Given problem: Leave out the pictures and transcribe everything else exactly.

Supplied information:
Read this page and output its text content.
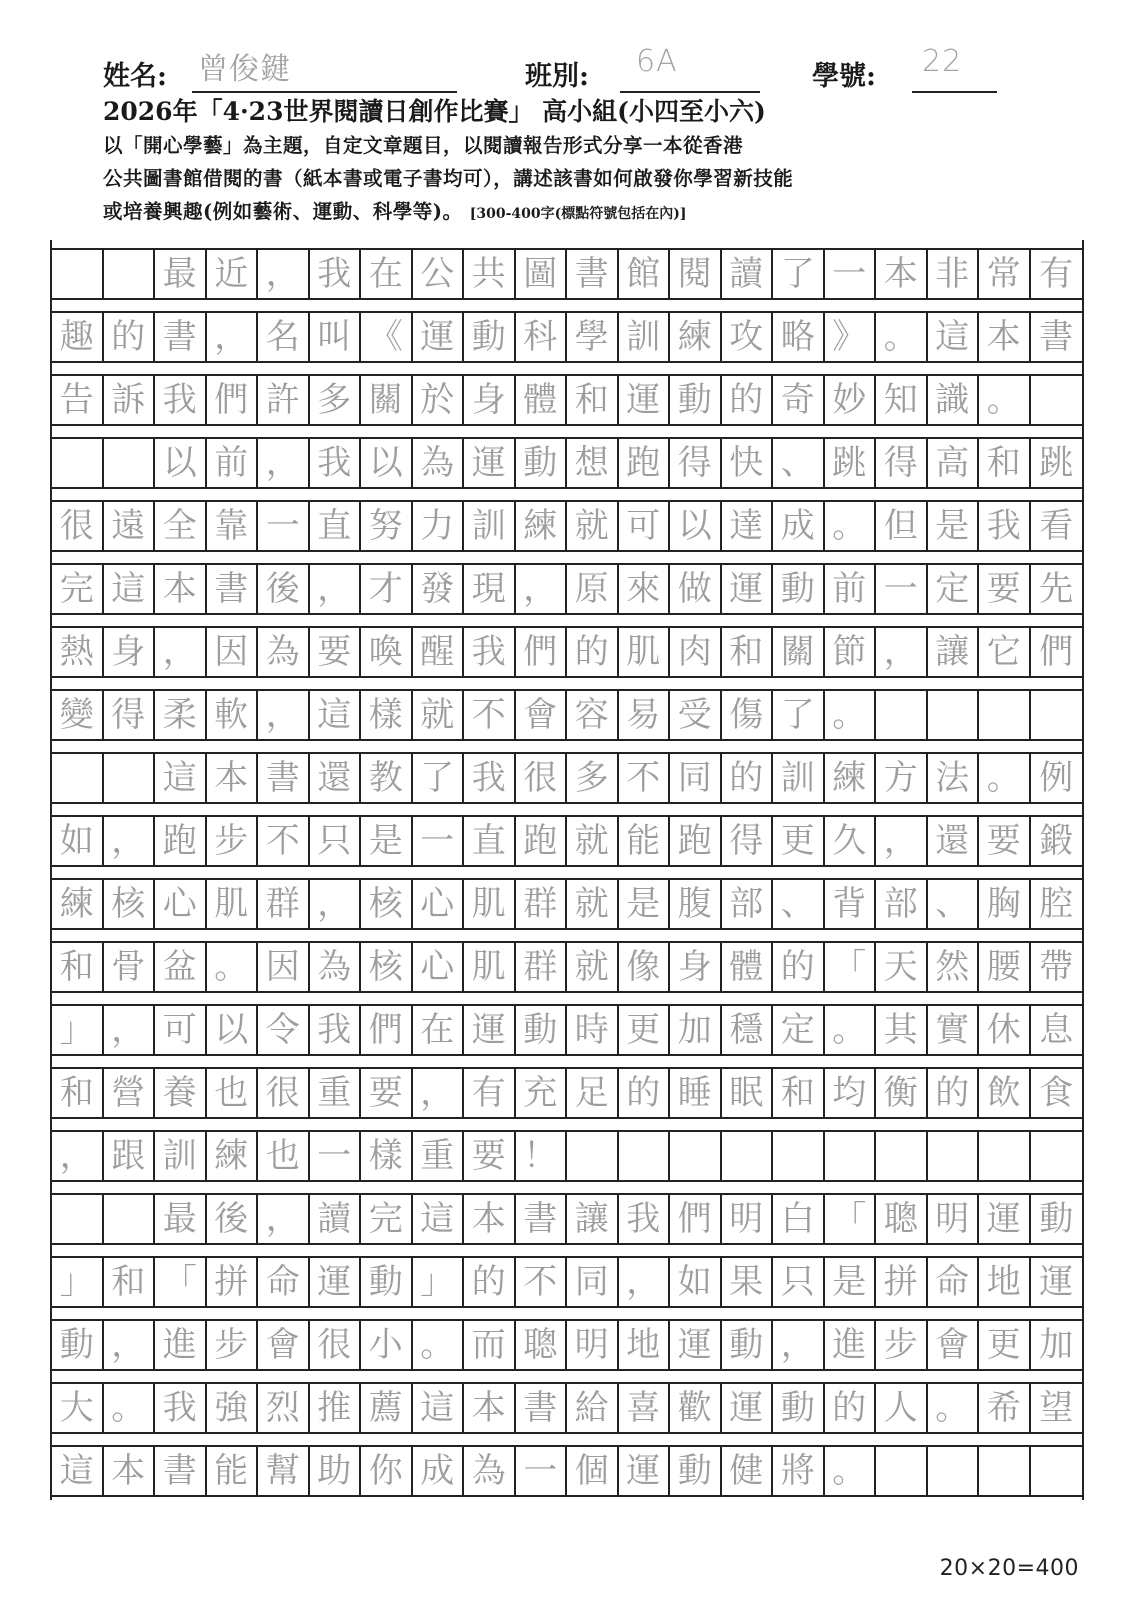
姓名: 曾俊鍵	班別: 6A	學號: 22
2026年「4·23世界閱讀日創作比賽」 高小組(小四至小六)
以「開心學藝」為主題，自定文章題目，以閱讀報告形式分享一本從香港
公共圖書館借閱的書（紙本書或電子書均可），講述該書如何啟發你學習新技能
或培養興趣(例如藝術、運動、科學等)。 [300-400字(標點符號包括在內)]
最 近 ， 我 在 公 共 圖 書 館 閱 讀 了 一 本 非 常 有
趣 的 書 ， 名 叫 《 運 動 科 學 訓 練 攻 略 》 。 這 本 書
告 訴 我 們 許 多 關 於 身 體 和 運 動 的 奇 妙 知 識 。
以 前 ， 我 以 為 運 動 想 跑 得 快 、 跳 得 高 和 跳
很 遠 全 靠 一 直 努 力 訓 練 就 可 以 達 成 。 但 是 我 看
完 這 本 書 後 ， 才 發 現 ， 原 來 做 運 動 前 一 定 要 先
熱 身 ， 因 為 要 喚 醒 我 們 的 肌 肉 和 關 節 ， 讓 它 們
變 得 柔 軟 ， 這 樣 就 不 會 容 易 受 傷 了 。
這 本 書 還 教 了 我 很 多 不 同 的 訓 練 方 法 。 例
如 ， 跑 步 不 只 是 一 直 跑 就 能 跑 得 更 久 ， 還 要 鍛
練 核 心 肌 群 ， 核 心 肌 群 就 是 腹 部 、 背 部 、 胸 腔
和 骨 盆 。 因 為 核 心 肌 群 就 像 身 體 的 「 天 然 腰 帶
」 ， 可 以 令 我 們 在 運 動 時 更 加 穩 定 。 其 實 休 息
和 營 養 也 很 重 要 ， 有 充 足 的 睡 眠 和 均 衡 的 飲 食
， 跟 訓 練 也 一 樣 重 要 ！
最 後 ， 讀 完 這 本 書 讓 我 們 明 白 「 聰 明 運 動
」 和 「 拼 命 運 動 」 的 不 同 ， 如 果 只 是 拼 命 地 運
動 ， 進 步 會 很 小 。 而 聰 明 地 運 動 ， 進 步 會 更 加
大 。 我 強 烈 推 薦 這 本 書 給 喜 歡 運 動 的 人 。 希 望
這 本 書 能 幫 助 你 成 為 一 個 運 動 健 將 。
20×20=400
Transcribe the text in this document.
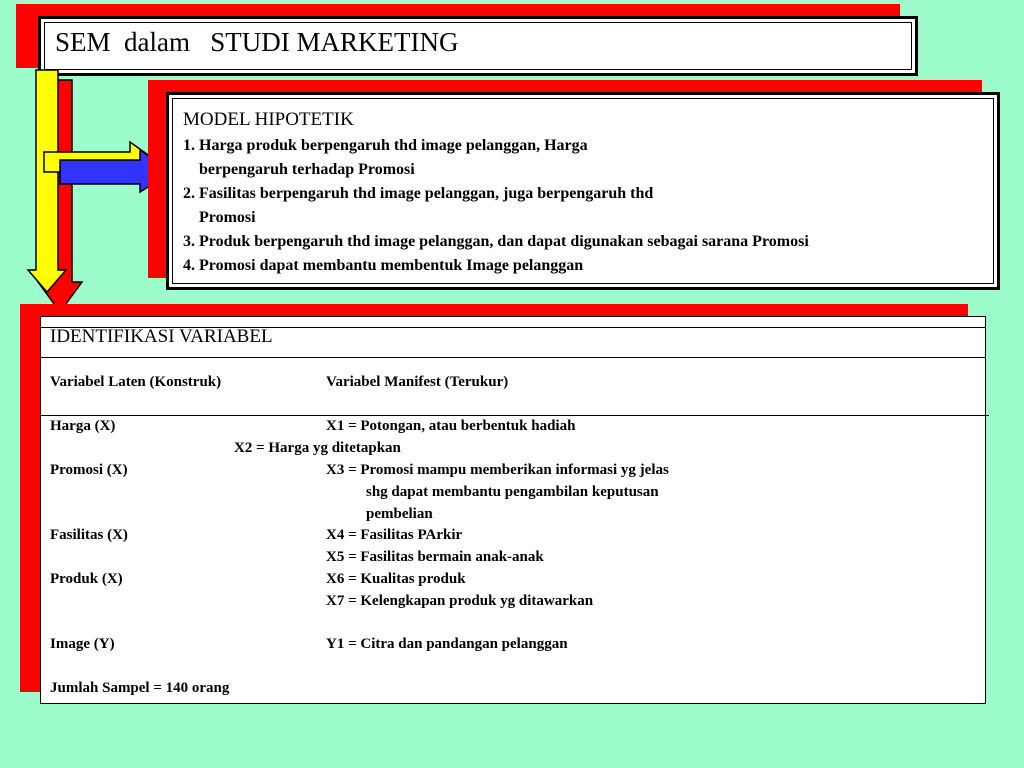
SEM  dalam   STUDI MARKETING
MODEL HIPOTETIK
1. Harga produk berpengaruh thd image pelanggan, Harga
berpengaruh terhadap Promosi
2. Fasilitas berpengaruh thd image pelanggan, juga berpengaruh thd
Promosi
3. Produk berpengaruh thd image pelanggan, dan dapat digunakan sebagai sarana Promosi
4. Promosi dapat membantu membentuk Image pelanggan
IDENTIFIKASI VARIABEL
Variabel Laten (Konstruk)	Variabel Manifest (Terukur)
Harga (X)	X1 = Potongan, atau berbentuk hadiah
X2 = Harga yg ditetapkan
Promosi (X)	X3 = Promosi mampu memberikan informasi yg jelas
shg dapat membantu pengambilan keputusan
pembelian
Fasilitas (X)	X4 = Fasilitas PArkir
X5 = Fasilitas bermain anak-anak
Produk (X)	X6 = Kualitas produk
X7 = Kelengkapan produk yg ditawarkan
Image (Y)	Y1 = Citra dan pandangan pelanggan
Jumlah Sampel = 140 orang
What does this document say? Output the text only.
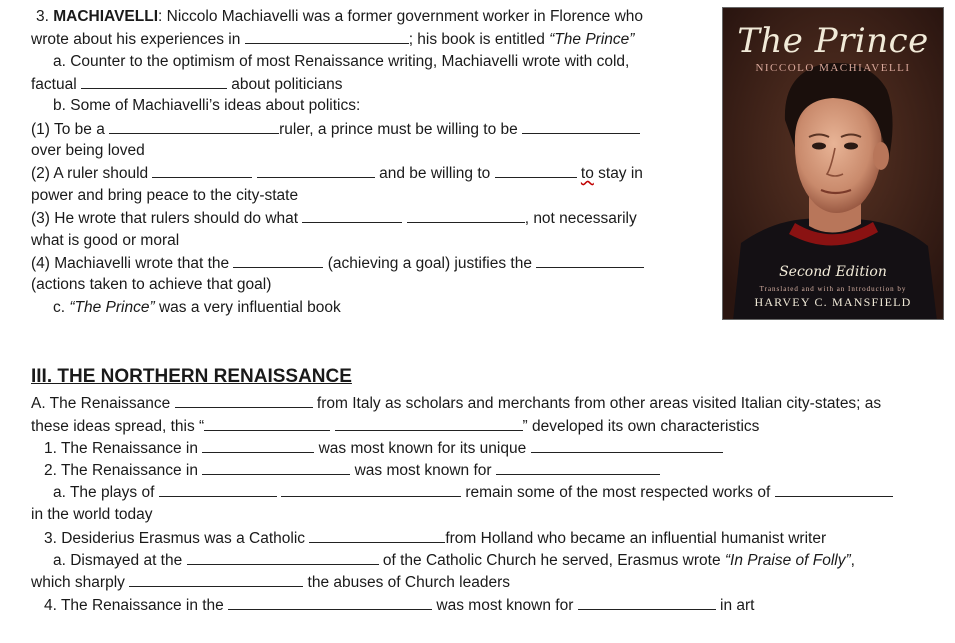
3. MACHIAVELLI: Niccolo Machiavelli was a former government worker in Florence who
wrote about his experiences in	; his book is entitled “The Prince”
a. Counter to the optimism of most Renaissance writing, Machiavelli wrote with cold,
factual	about politicians
b. Some of Machiavelli’s ideas about politics:
(1) To be a	ruler, a prince must be willing to be
over being loved
(2) A ruler should	and be willing to	to stay in
power and bring peace to the city-state
(3) He wrote that rulers should do what	, not necessarily
what is good or moral
(4) Machiavelli wrote that the	(achieving a goal) justifies the
(actions taken to achieve that goal)
c. “The Prince” was a very influential book
The Prince
NICCOLO MACHIAVELLI
Second Edition
Translated and with an Introduction by
HARVEY C. MANSFIELD
III. THE NORTHERN RENAISSANCE
A. The Renaissance	from Italy as scholars and merchants from other areas visited Italian city-states; as
these ideas spread, this “	” developed its own characteristics
1. The Renaissance in	was most known for its unique
2. The Renaissance in	was most known for
a. The plays of	remain some of the most respected works of
in the world today
3. Desiderius Erasmus was a Catholic	from Holland who became an influential humanist writer
a. Dismayed at the	of the Catholic Church he served, Erasmus wrote “In Praise of Folly”,
which sharply	the abuses of Church leaders
4. The Renaissance in the	was most known for	in art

Exercise solution:
Read this page and output its text content.
姓名: 曾俊鍵	班別: 6A	學號: 22
2026年「4·23世界閱讀日創作比賽」 高小組(小四至小六)
以「開心學藝」為主題，自定文章題目，以閱讀報告形式分享一本從香港
公共圖書館借閱的書（紙本書或電子書均可），講述該書如何啟發你學習新技能
或培養興趣(例如藝術、運動、科學等)。 [300-400字(標點符號包括在內)]
最 近 ， 我 在 公 共 圖 書 館 閱 讀 了 一 本 非 常 有
趣 的 書 ， 名 叫 《 運 動 科 學 訓 練 攻 略 》 。 這 本 書
告 訴 我 們 許 多 關 於 身 體 和 運 動 的 奇 妙 知 識 。
以 前 ， 我 以 為 運 動 想 跑 得 快 、 跳 得 高 和 跳
很 遠 全 靠 一 直 努 力 訓 練 就 可 以 達 成 。 但 是 我 看
完 這 本 書 後 ， 才 發 現 ， 原 來 做 運 動 前 一 定 要 先
熱 身 ， 因 為 要 喚 醒 我 們 的 肌 肉 和 關 節 ， 讓 它 們
變 得 柔 軟 ， 這 樣 就 不 會 容 易 受 傷 了 。
這 本 書 還 教 了 我 很 多 不 同 的 訓 練 方 法 。 例
如 ， 跑 步 不 只 是 一 直 跑 就 能 跑 得 更 久 ， 還 要 鍛
練 核 心 肌 群 ， 核 心 肌 群 就 是 腹 部 、 背 部 、 胸 腔
和 骨 盆 。 因 為 核 心 肌 群 就 像 身 體 的 「 天 然 腰 帶
」 ， 可 以 令 我 們 在 運 動 時 更 加 穩 定 。 其 實 休 息
和 營 養 也 很 重 要 ， 有 充 足 的 睡 眠 和 均 衡 的 飲 食
， 跟 訓 練 也 一 樣 重 要 ！
最 後 ， 讀 完 這 本 書 讓 我 們 明 白 「 聰 明 運 動
」 和 「 拼 命 運 動 」 的 不 同 ， 如 果 只 是 拼 命 地 運
動 ， 進 步 會 很 小 。 而 聰 明 地 運 動 ， 進 步 會 更 加
大 。 我 強 烈 推 薦 這 本 書 給 喜 歡 運 動 的 人 。 希 望
這 本 書 能 幫 助 你 成 為 一 個 運 動 健 將 。
20×20=400
Transcribe the text in this document.
SEM  dalam   STUDI MARKETING
MODEL HIPOTETIK
1. Harga produk berpengaruh thd image pelanggan, Harga
berpengaruh terhadap Promosi
2. Fasilitas berpengaruh thd image pelanggan, juga berpengaruh thd
Promosi
3. Produk berpengaruh thd image pelanggan, dan dapat digunakan sebagai sarana Promosi
4. Promosi dapat membantu membentuk Image pelanggan
IDENTIFIKASI VARIABEL
Variabel Laten (Konstruk)	Variabel Manifest (Terukur)
Harga (X)	X1 = Potongan, atau berbentuk hadiah
X2 = Harga yg ditetapkan
Promosi (X)	X3 = Promosi mampu memberikan informasi yg jelas
shg dapat membantu pengambilan keputusan
pembelian
Fasilitas (X)	X4 = Fasilitas PArkir
X5 = Fasilitas bermain anak-anak
Produk (X)	X6 = Kualitas produk
X7 = Kelengkapan produk yg ditawarkan
Image (Y)	Y1 = Citra dan pandangan pelanggan
Jumlah Sampel = 140 orang
What does this document say? Output the text only.
3. MACHIAVELLI: Niccolo Machiavelli was a former government worker in Florence who
wrote about his experiences in	; his book is entitled “The Prince”
a. Counter to the optimism of most Renaissance writing, Machiavelli wrote with cold,
factual	about politicians
b. Some of Machiavelli’s ideas about politics:
(1) To be a	ruler, a prince must be willing to be
over being loved
(2) A ruler should	and be willing to	to stay in
power and bring peace to the city-state
(3) He wrote that rulers should do what	, not necessarily
what is good or moral
(4) Machiavelli wrote that the	(achieving a goal) justifies the
(actions taken to achieve that goal)
c. “The Prince” was a very influential book
The Prince
NICCOLO MACHIAVELLI
Second Edition
Translated and with an Introduction by
HARVEY C. MANSFIELD
III. THE NORTHERN RENAISSANCE
A. The Renaissance	from Italy as scholars and merchants from other areas visited Italian city-states; as
these ideas spread, this “	” developed its own characteristics
1. The Renaissance in	was most known for its unique
2. The Renaissance in	was most known for
a. The plays of	remain some of the most respected works of
in the world today
3. Desiderius Erasmus was a Catholic	from Holland who became an influential humanist writer
a. Dismayed at the	of the Catholic Church he served, Erasmus wrote “In Praise of Folly”,
which sharply	the abuses of Church leaders
4. The Renaissance in the	was most known for	in art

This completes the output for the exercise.